> [Task statement]: Work through the following lines and count those that hold the word "photo". Reply with that number only.

(Items from a data source)
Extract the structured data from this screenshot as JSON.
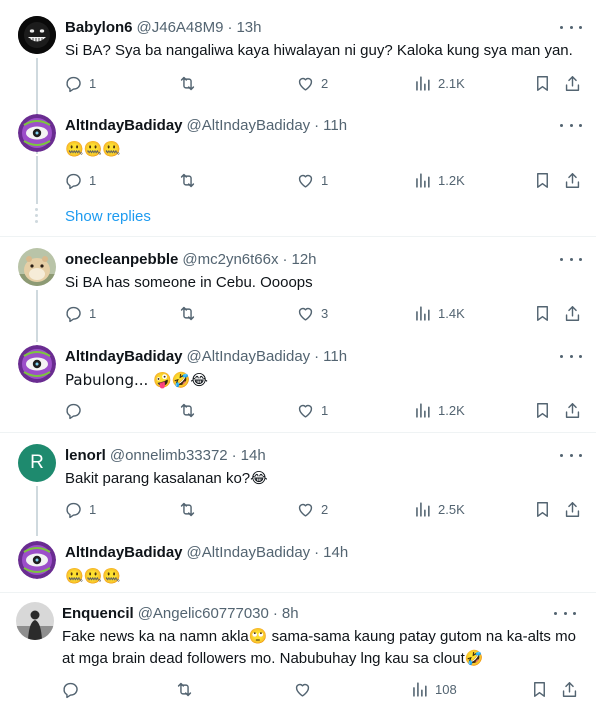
{
  "colors": {
    "text_primary": "#0f1419",
    "text_secondary": "#536471",
    "link": "#1d9bf0",
    "divider": "#eff3f4",
    "thread_line": "#cfd9de"
  },
  "tweets": [
    {
      "name": "Babylon6",
      "handle": "@J46A48M9",
      "time": "13h",
      "text": "Si BA? Sya ba nangaliwa kaya hiwalayan ni guy? Kaloka kung sya man yan.",
      "replies": "1",
      "retweets": "",
      "likes": "2",
      "views": "2.1K",
      "avatar": "grinning-dark-avatar"
    },
    {
      "name": "AltIndayBadiday",
      "handle": "@AltIndayBadiday",
      "time": "11h",
      "text": "🤐🤐🤐",
      "replies": "1",
      "retweets": "",
      "likes": "1",
      "views": "1.2K",
      "avatar": "eye-badge-avatar"
    },
    {
      "name": "onecleanpebble",
      "handle": "@mc2yn6t66x",
      "time": "12h",
      "text": "Si BA has someone in Cebu. Oooops",
      "replies": "1",
      "retweets": "",
      "likes": "3",
      "views": "1.4K",
      "avatar": "hamster-photo-avatar"
    },
    {
      "name": "AltIndayBadiday",
      "handle": "@AltIndayBadiday",
      "time": "11h",
      "text": "Pabulong... 🤪🤣😂",
      "replies": "",
      "retweets": "",
      "likes": "1",
      "views": "1.2K",
      "avatar": "eye-badge-avatar"
    },
    {
      "name": "lenorl",
      "handle": "@onnelimb33372",
      "time": "14h",
      "text": "Bakit parang kasalanan ko?😂",
      "replies": "1",
      "retweets": "",
      "likes": "2",
      "views": "2.5K",
      "avatar": "letter-avatar",
      "avatar_letter": "R"
    },
    {
      "name": "AltIndayBadiday",
      "handle": "@AltIndayBadiday",
      "time": "14h",
      "text": "🤐🤐🤐",
      "avatar": "eye-badge-avatar"
    },
    {
      "name": "Enquencil",
      "handle": "@Angelic60777030",
      "time": "8h",
      "text": "Fake news ka na namn akla🙄 sama-sama kaung patay gutom na ka-alts mo at mga brain dead followers mo. Nabubuhay lng kau sa clout🤣",
      "replies": "",
      "retweets": "",
      "likes": "",
      "views": "108",
      "avatar": "silhouette-photo-avatar"
    }
  ],
  "show_replies_label": "Show replies",
  "separator_dot": "·"
}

> [Written response]: 2